----- RECORDS SUPPLIED

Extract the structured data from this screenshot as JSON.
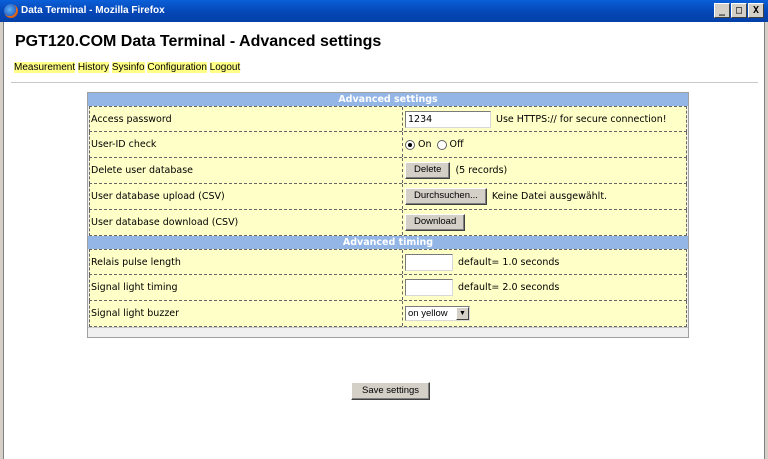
{
  "window": {
    "title": "Data Terminal - Mozilla Firefox",
    "minimize": "_",
    "maximize": "□",
    "close": "X"
  },
  "page": {
    "title": "PGT120.COM Data Terminal - Advanced settings"
  },
  "nav": {
    "items": [
      "Measurement",
      "History",
      "Sysinfo",
      "Configuration",
      "Logout"
    ]
  },
  "advanced_settings": {
    "heading": "Advanced settings",
    "access_password": {
      "label": "Access password",
      "value": "1234",
      "hint": "Use HTTPS:// for secure connection!"
    },
    "user_id_check": {
      "label": "User-ID check",
      "on_label": "On",
      "off_label": "Off",
      "selected": "On"
    },
    "delete_user_db": {
      "label": "Delete user database",
      "button": "Delete",
      "records": "(5 records)"
    },
    "upload_user_db": {
      "label": "User database upload (CSV)",
      "button": "Durchsuchen...",
      "status": "Keine Datei ausgewählt."
    },
    "download_user_db": {
      "label": "User database download (CSV)",
      "button": "Download"
    }
  },
  "advanced_timing": {
    "heading": "Advanced timing",
    "relais_pulse": {
      "label": "Relais pulse length",
      "value": "",
      "hint": "default= 1.0 seconds"
    },
    "signal_light_timing": {
      "label": "Signal light timing",
      "value": "",
      "hint": "default= 2.0 seconds"
    },
    "signal_light_buzzer": {
      "label": "Signal light buzzer",
      "selected": "on yellow"
    }
  },
  "save_button": "Save settings"
}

----------

• REQUIRED TASK
Every line of the material is to be quoted exactly, with no pictures carried over.

• ANSWER TO THIS PROBLEM
Extract the structured data from this screenshot as JSON.
{
  "window": {
    "title": "Data Terminal - Mozilla Firefox",
    "minimize": "_",
    "maximize": "□",
    "close": "X"
  },
  "page": {
    "title": "PGT120.COM Data Terminal - Advanced settings"
  },
  "nav": {
    "items": [
      "Measurement",
      "History",
      "Sysinfo",
      "Configuration",
      "Logout"
    ]
  },
  "advanced_settings": {
    "heading": "Advanced settings",
    "access_password": {
      "label": "Access password",
      "value": "1234",
      "hint": "Use HTTPS:// for secure connection!"
    },
    "user_id_check": {
      "label": "User-ID check",
      "on_label": "On",
      "off_label": "Off",
      "selected": "On"
    },
    "delete_user_db": {
      "label": "Delete user database",
      "button": "Delete",
      "records": "(5 records)"
    },
    "upload_user_db": {
      "label": "User database upload (CSV)",
      "button": "Durchsuchen...",
      "status": "Keine Datei ausgewählt."
    },
    "download_user_db": {
      "label": "User database download (CSV)",
      "button": "Download"
    }
  },
  "advanced_timing": {
    "heading": "Advanced timing",
    "relais_pulse": {
      "label": "Relais pulse length",
      "value": "",
      "hint": "default= 1.0 seconds"
    },
    "signal_light_timing": {
      "label": "Signal light timing",
      "value": "",
      "hint": "default= 2.0 seconds"
    },
    "signal_light_buzzer": {
      "label": "Signal light buzzer",
      "selected": "on yellow"
    }
  },
  "save_button": "Save settings"
}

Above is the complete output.